■ Goal:
Write out each line exactly as it stands, please.

■ Dataset:

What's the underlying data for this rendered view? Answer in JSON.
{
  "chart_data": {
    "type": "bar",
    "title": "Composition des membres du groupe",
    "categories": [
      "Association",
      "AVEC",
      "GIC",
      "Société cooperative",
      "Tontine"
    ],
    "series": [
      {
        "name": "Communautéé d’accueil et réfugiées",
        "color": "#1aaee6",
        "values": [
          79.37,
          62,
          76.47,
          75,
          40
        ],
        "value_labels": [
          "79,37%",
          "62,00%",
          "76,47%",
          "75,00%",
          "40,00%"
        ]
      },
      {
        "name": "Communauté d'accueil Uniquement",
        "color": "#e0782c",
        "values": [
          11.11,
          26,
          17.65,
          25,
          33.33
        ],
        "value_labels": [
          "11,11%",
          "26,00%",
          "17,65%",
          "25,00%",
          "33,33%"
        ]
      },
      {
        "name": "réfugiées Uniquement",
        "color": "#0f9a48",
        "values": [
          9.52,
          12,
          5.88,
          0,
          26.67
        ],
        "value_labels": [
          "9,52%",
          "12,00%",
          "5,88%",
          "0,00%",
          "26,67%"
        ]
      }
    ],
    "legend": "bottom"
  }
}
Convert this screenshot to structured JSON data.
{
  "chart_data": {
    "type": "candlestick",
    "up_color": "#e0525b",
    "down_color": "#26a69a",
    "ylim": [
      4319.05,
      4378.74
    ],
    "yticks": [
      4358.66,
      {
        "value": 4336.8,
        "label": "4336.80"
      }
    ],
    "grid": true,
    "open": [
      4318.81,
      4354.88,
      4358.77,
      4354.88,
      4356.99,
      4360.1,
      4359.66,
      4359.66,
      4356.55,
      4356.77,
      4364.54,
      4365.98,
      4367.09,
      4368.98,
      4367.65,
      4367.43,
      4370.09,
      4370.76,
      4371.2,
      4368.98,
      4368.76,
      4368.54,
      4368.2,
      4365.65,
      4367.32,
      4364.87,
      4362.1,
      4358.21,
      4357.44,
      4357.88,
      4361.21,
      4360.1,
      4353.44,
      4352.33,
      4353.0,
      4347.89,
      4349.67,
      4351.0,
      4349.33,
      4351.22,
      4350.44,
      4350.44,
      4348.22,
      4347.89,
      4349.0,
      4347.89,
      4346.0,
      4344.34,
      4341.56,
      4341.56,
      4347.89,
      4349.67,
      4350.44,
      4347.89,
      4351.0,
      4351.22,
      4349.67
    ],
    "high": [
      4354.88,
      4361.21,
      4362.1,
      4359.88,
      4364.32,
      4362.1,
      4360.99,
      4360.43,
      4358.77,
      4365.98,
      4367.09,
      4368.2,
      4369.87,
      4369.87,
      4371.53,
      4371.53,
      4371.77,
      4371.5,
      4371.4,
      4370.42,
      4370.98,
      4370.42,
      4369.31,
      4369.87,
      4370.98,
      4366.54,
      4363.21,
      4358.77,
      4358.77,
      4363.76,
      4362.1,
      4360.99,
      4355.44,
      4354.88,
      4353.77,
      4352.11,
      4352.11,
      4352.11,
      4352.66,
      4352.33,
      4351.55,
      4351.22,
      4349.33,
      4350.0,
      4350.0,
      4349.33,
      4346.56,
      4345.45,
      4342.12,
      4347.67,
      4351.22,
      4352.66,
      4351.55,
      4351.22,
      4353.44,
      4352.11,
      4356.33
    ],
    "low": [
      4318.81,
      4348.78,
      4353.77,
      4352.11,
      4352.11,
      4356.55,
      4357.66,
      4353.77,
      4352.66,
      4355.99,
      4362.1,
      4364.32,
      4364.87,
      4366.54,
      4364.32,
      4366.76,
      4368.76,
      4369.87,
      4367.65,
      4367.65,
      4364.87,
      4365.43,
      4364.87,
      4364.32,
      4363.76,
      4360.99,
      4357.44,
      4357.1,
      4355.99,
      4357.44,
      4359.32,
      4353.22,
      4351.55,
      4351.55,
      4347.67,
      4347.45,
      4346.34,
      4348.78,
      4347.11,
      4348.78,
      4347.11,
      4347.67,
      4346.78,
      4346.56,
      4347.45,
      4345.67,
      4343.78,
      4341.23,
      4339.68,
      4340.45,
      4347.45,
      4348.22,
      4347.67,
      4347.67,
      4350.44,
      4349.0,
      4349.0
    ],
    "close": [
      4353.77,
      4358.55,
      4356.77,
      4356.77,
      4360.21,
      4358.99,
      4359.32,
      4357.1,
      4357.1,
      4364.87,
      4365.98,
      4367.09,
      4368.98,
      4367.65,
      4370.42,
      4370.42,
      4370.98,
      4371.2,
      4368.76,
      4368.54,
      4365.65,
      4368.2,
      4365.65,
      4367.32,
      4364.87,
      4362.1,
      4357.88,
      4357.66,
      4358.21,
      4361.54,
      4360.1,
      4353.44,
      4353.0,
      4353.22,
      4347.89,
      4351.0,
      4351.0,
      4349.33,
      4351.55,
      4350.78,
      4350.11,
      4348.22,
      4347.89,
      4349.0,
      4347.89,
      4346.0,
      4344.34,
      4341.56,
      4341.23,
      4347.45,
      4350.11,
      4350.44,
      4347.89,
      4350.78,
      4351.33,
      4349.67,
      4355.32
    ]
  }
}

■ Exercise result:
What's the underlying data for this rendered view? Answer in JSON.
{
  "chart_data": {
    "type": "bar",
    "title": "Composition des membres du groupe",
    "categories": [
      "Association",
      "AVEC",
      "GIC",
      "Société cooperative",
      "Tontine"
    ],
    "series": [
      {
        "name": "Communautéé d’accueil et réfugiées",
        "color": "#1aaee6",
        "values": [
          79.37,
          62,
          76.47,
          75,
          40
        ],
        "value_labels": [
          "79,37%",
          "62,00%",
          "76,47%",
          "75,00%",
          "40,00%"
        ]
      },
      {
        "name": "Communauté d'accueil Uniquement",
        "color": "#e0782c",
        "values": [
          11.11,
          26,
          17.65,
          25,
          33.33
        ],
        "value_labels": [
          "11,11%",
          "26,00%",
          "17,65%",
          "25,00%",
          "33,33%"
        ]
      },
      {
        "name": "réfugiées Uniquement",
        "color": "#0f9a48",
        "values": [
          9.52,
          12,
          5.88,
          0,
          26.67
        ],
        "value_labels": [
          "9,52%",
          "12,00%",
          "5,88%",
          "0,00%",
          "26,67%"
        ]
      }
    ],
    "legend": "bottom"
  }
}
Convert this screenshot to structured JSON data.
{
  "chart_data": {
    "type": "candlestick",
    "up_color": "#e0525b",
    "down_color": "#26a69a",
    "ylim": [
      4319.05,
      4378.74
    ],
    "yticks": [
      4358.66,
      {
        "value": 4336.8,
        "label": "4336.80"
      }
    ],
    "grid": true,
    "open": [
      4318.81,
      4354.88,
      4358.77,
      4354.88,
      4356.99,
      4360.1,
      4359.66,
      4359.66,
      4356.55,
      4356.77,
      4364.54,
      4365.98,
      4367.09,
      4368.98,
      4367.65,
      4367.43,
      4370.09,
      4370.76,
      4371.2,
      4368.98,
      4368.76,
      4368.54,
      4368.2,
      4365.65,
      4367.32,
      4364.87,
      4362.1,
      4358.21,
      4357.44,
      4357.88,
      4361.21,
      4360.1,
      4353.44,
      4352.33,
      4353.0,
      4347.89,
      4349.67,
      4351.0,
      4349.33,
      4351.22,
      4350.44,
      4350.44,
      4348.22,
      4347.89,
      4349.0,
      4347.89,
      4346.0,
      4344.34,
      4341.56,
      4341.56,
      4347.89,
      4349.67,
      4350.44,
      4347.89,
      4351.0,
      4351.22,
      4349.67
    ],
    "high": [
      4354.88,
      4361.21,
      4362.1,
      4359.88,
      4364.32,
      4362.1,
      4360.99,
      4360.43,
      4358.77,
      4365.98,
      4367.09,
      4368.2,
      4369.87,
      4369.87,
      4371.53,
      4371.53,
      4371.77,
      4371.5,
      4371.4,
      4370.42,
      4370.98,
      4370.42,
      4369.31,
      4369.87,
      4370.98,
      4366.54,
      4363.21,
      4358.77,
      4358.77,
      4363.76,
      4362.1,
      4360.99,
      4355.44,
      4354.88,
      4353.77,
      4352.11,
      4352.11,
      4352.11,
      4352.66,
      4352.33,
      4351.55,
      4351.22,
      4349.33,
      4350.0,
      4350.0,
      4349.33,
      4346.56,
      4345.45,
      4342.12,
      4347.67,
      4351.22,
      4352.66,
      4351.55,
      4351.22,
      4353.44,
      4352.11,
      4356.33
    ],
    "low": [
      4318.81,
      4348.78,
      4353.77,
      4352.11,
      4352.11,
      4356.55,
      4357.66,
      4353.77,
      4352.66,
      4355.99,
      4362.1,
      4364.32,
      4364.87,
      4366.54,
      4364.32,
      4366.76,
      4368.76,
      4369.87,
      4367.65,
      4367.65,
      4364.87,
      4365.43,
      4364.87,
      4364.32,
      4363.76,
      4360.99,
      4357.44,
      4357.1,
      4355.99,
      4357.44,
      4359.32,
      4353.22,
      4351.55,
      4351.55,
      4347.67,
      4347.45,
      4346.34,
      4348.78,
      4347.11,
      4348.78,
      4347.11,
      4347.67,
      4346.78,
      4346.56,
      4347.45,
      4345.67,
      4343.78,
      4341.23,
      4339.68,
      4340.45,
      4347.45,
      4348.22,
      4347.67,
      4347.67,
      4350.44,
      4349.0,
      4349.0
    ],
    "close": [
      4353.77,
      4358.55,
      4356.77,
      4356.77,
      4360.21,
      4358.99,
      4359.32,
      4357.1,
      4357.1,
      4364.87,
      4365.98,
      4367.09,
      4368.98,
      4367.65,
      4370.42,
      4370.42,
      4370.98,
      4371.2,
      4368.76,
      4368.54,
      4365.65,
      4368.2,
      4365.65,
      4367.32,
      4364.87,
      4362.1,
      4357.88,
      4357.66,
      4358.21,
      4361.54,
      4360.1,
      4353.44,
      4353.0,
      4353.22,
      4347.89,
      4351.0,
      4351.0,
      4349.33,
      4351.55,
      4350.78,
      4350.11,
      4348.22,
      4347.89,
      4349.0,
      4347.89,
      4346.0,
      4344.34,
      4341.56,
      4341.23,
      4347.45,
      4350.11,
      4350.44,
      4347.89,
      4350.78,
      4351.33,
      4349.67,
      4355.32
    ]
  }
}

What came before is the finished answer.